Output each entry below as it stands, leaving out every picture.
------------
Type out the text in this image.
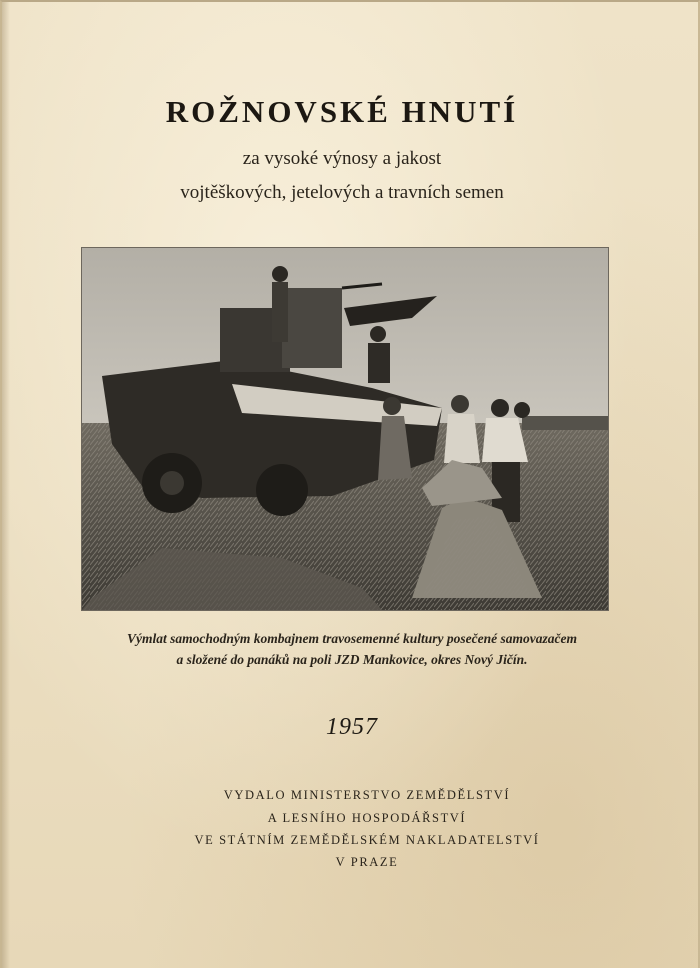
ROŽNOVSKÉ HNUTÍ
za vysoké výnosy a jakost
vojtěškových, jetelových a travních semen
Výmlat samochodným kombajnem travosemenné kultury posečené samovazačem
a složené do panáků na poli JZD Mankovice, okres Nový Jičín.
1957
VYDALO MINISTERSTVO ZEMĚDĚLSTVÍ
A LESNÍHO HOSPODÁŘSTVÍ
VE STÁTNÍM ZEMĚDĚLSKÉM NAKLADATELSTVÍ
V PRAZE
------------
Full solution:
Type out the text in this image.
ROŽNOVSKÉ HNUTÍ
za vysoké výnosy a jakost
vojtěškových, jetelových a travních semen
Výmlat samochodným kombajnem travosemenné kultury posečené samovazačem
a složené do panáků na poli JZD Mankovice, okres Nový Jičín.
1957
VYDALO MINISTERSTVO ZEMĚDĚLSTVÍ
A LESNÍHO HOSPODÁŘSTVÍ
VE STÁTNÍM ZEMĚDĚLSKÉM NAKLADATELSTVÍ
V PRAZE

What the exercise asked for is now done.